■ **What to do**: Transcribe every entry word for word. Skip the pictures.

▬▬▬▬▬▬

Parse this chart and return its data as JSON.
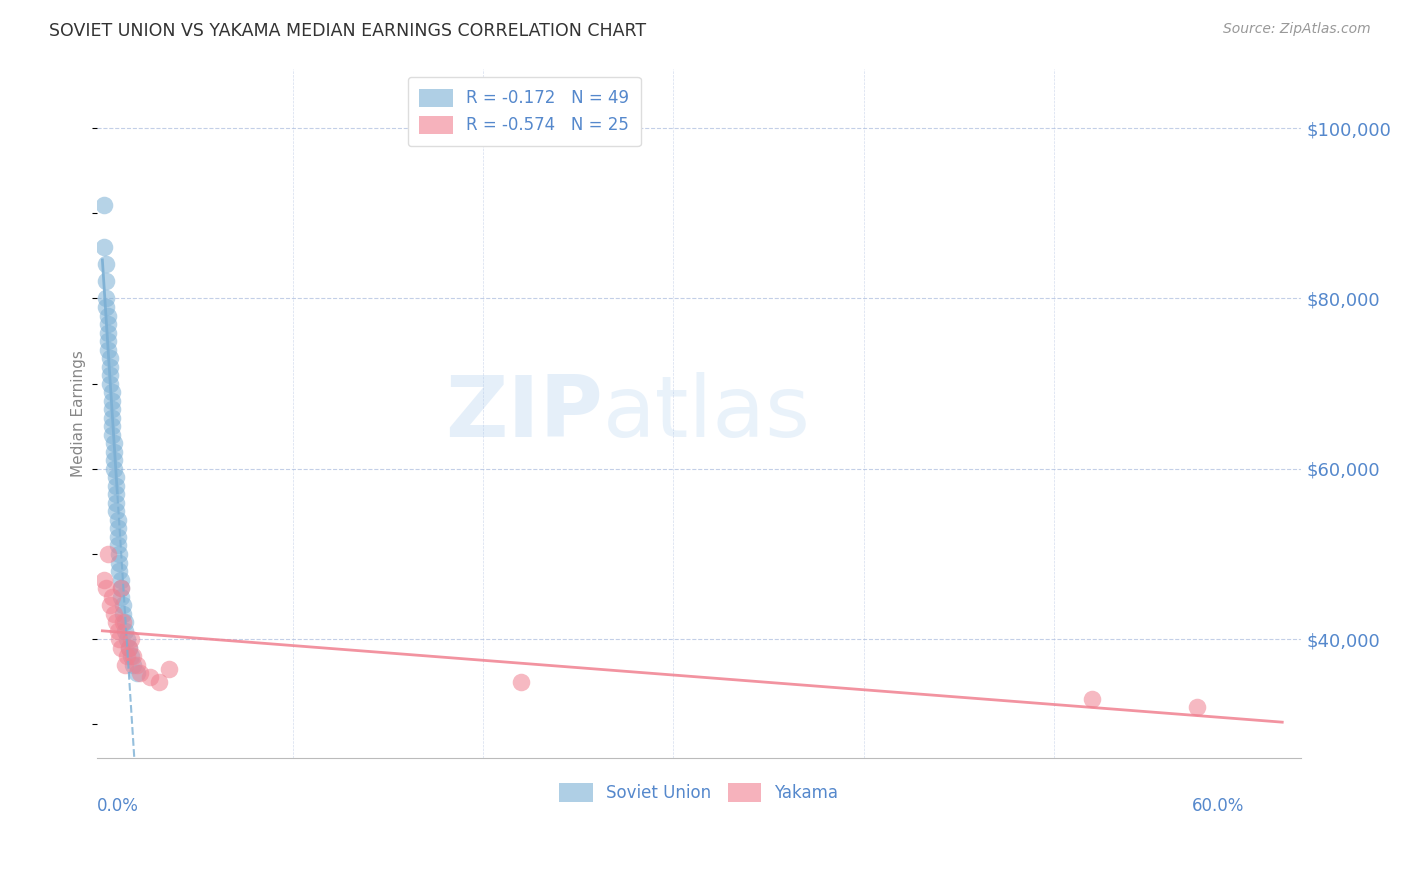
{
  "title": "SOVIET UNION VS YAKAMA MEDIAN EARNINGS CORRELATION CHART",
  "source": "Source: ZipAtlas.com",
  "ylabel": "Median Earnings",
  "ylim": [
    26000,
    107000
  ],
  "xlim": [
    -0.003,
    0.63
  ],
  "yticks": [
    40000,
    60000,
    80000,
    100000
  ],
  "ytick_labels": [
    "$40,000",
    "$60,000",
    "$80,000",
    "$100,000"
  ],
  "xtick_label_left": "0.0%",
  "xtick_label_right": "60.0%",
  "blue_color": "#7BAFD4",
  "pink_color": "#F08090",
  "blue_r": -0.172,
  "blue_n": 49,
  "pink_r": -0.574,
  "pink_n": 25,
  "legend_label_blue": "Soviet Union",
  "legend_label_pink": "Yakama",
  "watermark_zip": "ZIP",
  "watermark_atlas": "atlas",
  "axis_color": "#5588CC",
  "grid_color": "#AABBDD",
  "background_color": "#FFFFFF",
  "blue_x": [
    0.001,
    0.001,
    0.002,
    0.002,
    0.002,
    0.002,
    0.003,
    0.003,
    0.003,
    0.003,
    0.003,
    0.004,
    0.004,
    0.004,
    0.004,
    0.005,
    0.005,
    0.005,
    0.005,
    0.005,
    0.005,
    0.006,
    0.006,
    0.006,
    0.006,
    0.007,
    0.007,
    0.007,
    0.007,
    0.007,
    0.008,
    0.008,
    0.008,
    0.008,
    0.009,
    0.009,
    0.009,
    0.01,
    0.01,
    0.01,
    0.011,
    0.011,
    0.012,
    0.012,
    0.013,
    0.014,
    0.015,
    0.016,
    0.018
  ],
  "blue_y": [
    91000,
    86000,
    84000,
    82000,
    80000,
    79000,
    78000,
    77000,
    76000,
    75000,
    74000,
    73000,
    72000,
    71000,
    70000,
    69000,
    68000,
    67000,
    66000,
    65000,
    64000,
    63000,
    62000,
    61000,
    60000,
    59000,
    58000,
    57000,
    56000,
    55000,
    54000,
    53000,
    52000,
    51000,
    50000,
    49000,
    48000,
    47000,
    46000,
    45000,
    44000,
    43000,
    42000,
    41000,
    40000,
    39000,
    38000,
    37000,
    36000
  ],
  "pink_x": [
    0.001,
    0.002,
    0.003,
    0.004,
    0.005,
    0.006,
    0.007,
    0.008,
    0.009,
    0.01,
    0.01,
    0.011,
    0.012,
    0.013,
    0.014,
    0.015,
    0.016,
    0.018,
    0.02,
    0.025,
    0.03,
    0.035,
    0.22,
    0.52,
    0.575
  ],
  "pink_y": [
    47000,
    46000,
    50000,
    44000,
    45000,
    43000,
    42000,
    41000,
    40000,
    39000,
    46000,
    42000,
    37000,
    38000,
    39000,
    40000,
    38000,
    37000,
    36000,
    35500,
    35000,
    36500,
    35000,
    33000,
    32000
  ]
}
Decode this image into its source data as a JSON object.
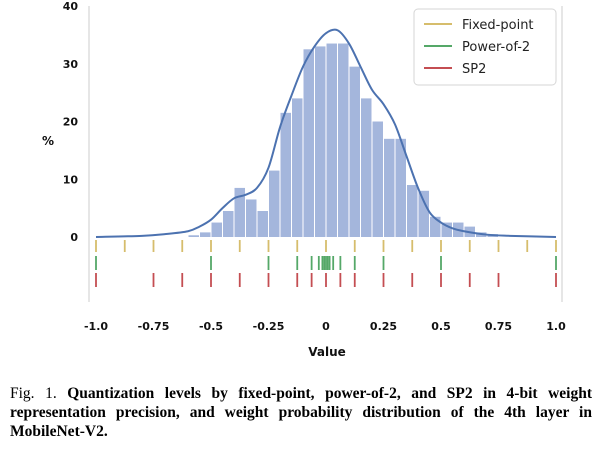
{
  "chart_data": {
    "type": "bar",
    "title": "",
    "xlabel": "Value",
    "ylabel": "%",
    "xlim": [
      -1.0,
      1.0
    ],
    "ylim": [
      0,
      40
    ],
    "x_ticks": [
      "-1.0",
      "-0.75",
      "-0.5",
      "-0.25",
      "0",
      "0.25",
      "0.5",
      "0.75",
      "1.0"
    ],
    "x_tick_values": [
      -1.0,
      -0.75,
      -0.5,
      -0.25,
      0,
      0.25,
      0.5,
      0.75,
      1.0
    ],
    "y_ticks": [
      "0",
      "10",
      "20",
      "30",
      "40"
    ],
    "y_tick_values": [
      0,
      10,
      20,
      30,
      40
    ],
    "histogram": {
      "bin_width": 0.05,
      "bin_starts": [
        -0.6,
        -0.55,
        -0.5,
        -0.45,
        -0.4,
        -0.35,
        -0.3,
        -0.25,
        -0.2,
        -0.15,
        -0.1,
        -0.05,
        0.0,
        0.05,
        0.1,
        0.15,
        0.2,
        0.25,
        0.3,
        0.35,
        0.4,
        0.45,
        0.5,
        0.55,
        0.6,
        0.65,
        0.7
      ],
      "values": [
        0.3,
        0.8,
        2.5,
        4.5,
        8.5,
        6.5,
        4.5,
        11.5,
        21.5,
        24.0,
        32.5,
        33.0,
        33.5,
        33.5,
        29.5,
        24.0,
        20.0,
        17.0,
        17.0,
        9.0,
        8.0,
        3.5,
        2.5,
        2.5,
        1.8,
        0.8,
        0.5
      ]
    },
    "kde_curve": {
      "x": [
        -1.0,
        -0.8,
        -0.7,
        -0.6,
        -0.55,
        -0.5,
        -0.45,
        -0.4,
        -0.35,
        -0.3,
        -0.25,
        -0.2,
        -0.15,
        -0.1,
        -0.05,
        0.0,
        0.05,
        0.1,
        0.15,
        0.2,
        0.25,
        0.3,
        0.35,
        0.4,
        0.45,
        0.5,
        0.55,
        0.6,
        0.7,
        0.8,
        1.0
      ],
      "y": [
        0.0,
        0.2,
        0.5,
        1.0,
        1.8,
        3.0,
        5.0,
        6.7,
        7.3,
        8.5,
        12.0,
        19.0,
        24.5,
        29.5,
        33.0,
        35.3,
        35.8,
        33.5,
        29.5,
        25.5,
        23.0,
        19.5,
        14.0,
        8.5,
        4.3,
        2.5,
        1.5,
        1.0,
        0.4,
        0.2,
        0.0
      ]
    },
    "quantization_levels": [
      {
        "name": "Fixed-point",
        "color": "#d6bd6c",
        "values": [
          -1.0,
          -0.875,
          -0.75,
          -0.625,
          -0.5,
          -0.375,
          -0.25,
          -0.125,
          0.0,
          0.125,
          0.25,
          0.375,
          0.5,
          0.625,
          0.75,
          0.875,
          1.0
        ]
      },
      {
        "name": "Power-of-2",
        "color": "#55a868",
        "values": [
          -1.0,
          -0.5,
          -0.25,
          -0.125,
          -0.0625,
          -0.03125,
          -0.015625,
          -0.0078125,
          0.0,
          0.0078125,
          0.015625,
          0.03125,
          0.0625,
          0.125,
          0.25,
          0.5,
          1.0
        ]
      },
      {
        "name": "SP2",
        "color": "#c44e52",
        "values": [
          -1.0,
          -0.75,
          -0.625,
          -0.5,
          -0.375,
          -0.25,
          -0.125,
          -0.0625,
          0.0,
          0.0625,
          0.125,
          0.25,
          0.375,
          0.5,
          0.625,
          0.75,
          1.0
        ]
      }
    ],
    "legend": {
      "placement": "top-right",
      "entries": [
        "Fixed-point",
        "Power-of-2",
        "SP2"
      ]
    },
    "colors": {
      "bars": "#a4b6dc",
      "curve": "#4c72b0",
      "background": "#ffffff"
    }
  },
  "caption": {
    "label": "Fig. 1.",
    "text": "Quantization levels by fixed-point, power-of-2, and SP2 in 4-bit weight representation precision, and weight probability distribution of the 4th layer in MobileNet-V2."
  }
}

▬▬▬▬▬▬

■ **Task answer**:
Parse this chart and return its data as JSON.
{
  "title": "SOVIET UNION VS YAKAMA MEDIAN EARNINGS CORRELATION CHART",
  "source": "Source: ZipAtlas.com",
  "ylabel": "Median Earnings",
  "ylim": [
    26000,
    107000
  ],
  "xlim": [
    -0.003,
    0.63
  ],
  "yticks": [
    40000,
    60000,
    80000,
    100000
  ],
  "ytick_labels": [
    "$40,000",
    "$60,000",
    "$80,000",
    "$100,000"
  ],
  "xtick_label_left": "0.0%",
  "xtick_label_right": "60.0%",
  "blue_color": "#7BAFD4",
  "pink_color": "#F08090",
  "blue_r": -0.172,
  "blue_n": 49,
  "pink_r": -0.574,
  "pink_n": 25,
  "legend_label_blue": "Soviet Union",
  "legend_label_pink": "Yakama",
  "watermark_zip": "ZIP",
  "watermark_atlas": "atlas",
  "axis_color": "#5588CC",
  "grid_color": "#AABBDD",
  "background_color": "#FFFFFF",
  "blue_x": [
    0.001,
    0.001,
    0.002,
    0.002,
    0.002,
    0.002,
    0.003,
    0.003,
    0.003,
    0.003,
    0.003,
    0.004,
    0.004,
    0.004,
    0.004,
    0.005,
    0.005,
    0.005,
    0.005,
    0.005,
    0.005,
    0.006,
    0.006,
    0.006,
    0.006,
    0.007,
    0.007,
    0.007,
    0.007,
    0.007,
    0.008,
    0.008,
    0.008,
    0.008,
    0.009,
    0.009,
    0.009,
    0.01,
    0.01,
    0.01,
    0.011,
    0.011,
    0.012,
    0.012,
    0.013,
    0.014,
    0.015,
    0.016,
    0.018
  ],
  "blue_y": [
    91000,
    86000,
    84000,
    82000,
    80000,
    79000,
    78000,
    77000,
    76000,
    75000,
    74000,
    73000,
    72000,
    71000,
    70000,
    69000,
    68000,
    67000,
    66000,
    65000,
    64000,
    63000,
    62000,
    61000,
    60000,
    59000,
    58000,
    57000,
    56000,
    55000,
    54000,
    53000,
    52000,
    51000,
    50000,
    49000,
    48000,
    47000,
    46000,
    45000,
    44000,
    43000,
    42000,
    41000,
    40000,
    39000,
    38000,
    37000,
    36000
  ],
  "pink_x": [
    0.001,
    0.002,
    0.003,
    0.004,
    0.005,
    0.006,
    0.007,
    0.008,
    0.009,
    0.01,
    0.01,
    0.011,
    0.012,
    0.013,
    0.014,
    0.015,
    0.016,
    0.018,
    0.02,
    0.025,
    0.03,
    0.035,
    0.22,
    0.52,
    0.575
  ],
  "pink_y": [
    47000,
    46000,
    50000,
    44000,
    45000,
    43000,
    42000,
    41000,
    40000,
    39000,
    46000,
    42000,
    37000,
    38000,
    39000,
    40000,
    38000,
    37000,
    36000,
    35500,
    35000,
    36500,
    35000,
    33000,
    32000
  ]
}
Decode this image into its source data as a JSON object.
{
  "chart_data": {
    "type": "bar",
    "title": "",
    "xlabel": "Value",
    "ylabel": "%",
    "xlim": [
      -1.0,
      1.0
    ],
    "ylim": [
      0,
      40
    ],
    "x_ticks": [
      "-1.0",
      "-0.75",
      "-0.5",
      "-0.25",
      "0",
      "0.25",
      "0.5",
      "0.75",
      "1.0"
    ],
    "x_tick_values": [
      -1.0,
      -0.75,
      -0.5,
      -0.25,
      0,
      0.25,
      0.5,
      0.75,
      1.0
    ],
    "y_ticks": [
      "0",
      "10",
      "20",
      "30",
      "40"
    ],
    "y_tick_values": [
      0,
      10,
      20,
      30,
      40
    ],
    "histogram": {
      "bin_width": 0.05,
      "bin_starts": [
        -0.6,
        -0.55,
        -0.5,
        -0.45,
        -0.4,
        -0.35,
        -0.3,
        -0.25,
        -0.2,
        -0.15,
        -0.1,
        -0.05,
        0.0,
        0.05,
        0.1,
        0.15,
        0.2,
        0.25,
        0.3,
        0.35,
        0.4,
        0.45,
        0.5,
        0.55,
        0.6,
        0.65,
        0.7
      ],
      "values": [
        0.3,
        0.8,
        2.5,
        4.5,
        8.5,
        6.5,
        4.5,
        11.5,
        21.5,
        24.0,
        32.5,
        33.0,
        33.5,
        33.5,
        29.5,
        24.0,
        20.0,
        17.0,
        17.0,
        9.0,
        8.0,
        3.5,
        2.5,
        2.5,
        1.8,
        0.8,
        0.5
      ]
    },
    "kde_curve": {
      "x": [
        -1.0,
        -0.8,
        -0.7,
        -0.6,
        -0.55,
        -0.5,
        -0.45,
        -0.4,
        -0.35,
        -0.3,
        -0.25,
        -0.2,
        -0.15,
        -0.1,
        -0.05,
        0.0,
        0.05,
        0.1,
        0.15,
        0.2,
        0.25,
        0.3,
        0.35,
        0.4,
        0.45,
        0.5,
        0.55,
        0.6,
        0.7,
        0.8,
        1.0
      ],
      "y": [
        0.0,
        0.2,
        0.5,
        1.0,
        1.8,
        3.0,
        5.0,
        6.7,
        7.3,
        8.5,
        12.0,
        19.0,
        24.5,
        29.5,
        33.0,
        35.3,
        35.8,
        33.5,
        29.5,
        25.5,
        23.0,
        19.5,
        14.0,
        8.5,
        4.3,
        2.5,
        1.5,
        1.0,
        0.4,
        0.2,
        0.0
      ]
    },
    "quantization_levels": [
      {
        "name": "Fixed-point",
        "color": "#d6bd6c",
        "values": [
          -1.0,
          -0.875,
          -0.75,
          -0.625,
          -0.5,
          -0.375,
          -0.25,
          -0.125,
          0.0,
          0.125,
          0.25,
          0.375,
          0.5,
          0.625,
          0.75,
          0.875,
          1.0
        ]
      },
      {
        "name": "Power-of-2",
        "color": "#55a868",
        "values": [
          -1.0,
          -0.5,
          -0.25,
          -0.125,
          -0.0625,
          -0.03125,
          -0.015625,
          -0.0078125,
          0.0,
          0.0078125,
          0.015625,
          0.03125,
          0.0625,
          0.125,
          0.25,
          0.5,
          1.0
        ]
      },
      {
        "name": "SP2",
        "color": "#c44e52",
        "values": [
          -1.0,
          -0.75,
          -0.625,
          -0.5,
          -0.375,
          -0.25,
          -0.125,
          -0.0625,
          0.0,
          0.0625,
          0.125,
          0.25,
          0.375,
          0.5,
          0.625,
          0.75,
          1.0
        ]
      }
    ],
    "legend": {
      "placement": "top-right",
      "entries": [
        "Fixed-point",
        "Power-of-2",
        "SP2"
      ]
    },
    "colors": {
      "bars": "#a4b6dc",
      "curve": "#4c72b0",
      "background": "#ffffff"
    }
  },
  "caption": {
    "label": "Fig. 1.",
    "text": "Quantization levels by fixed-point, power-of-2, and SP2 in 4-bit weight representation precision, and weight probability distribution of the 4th layer in MobileNet-V2."
  }
}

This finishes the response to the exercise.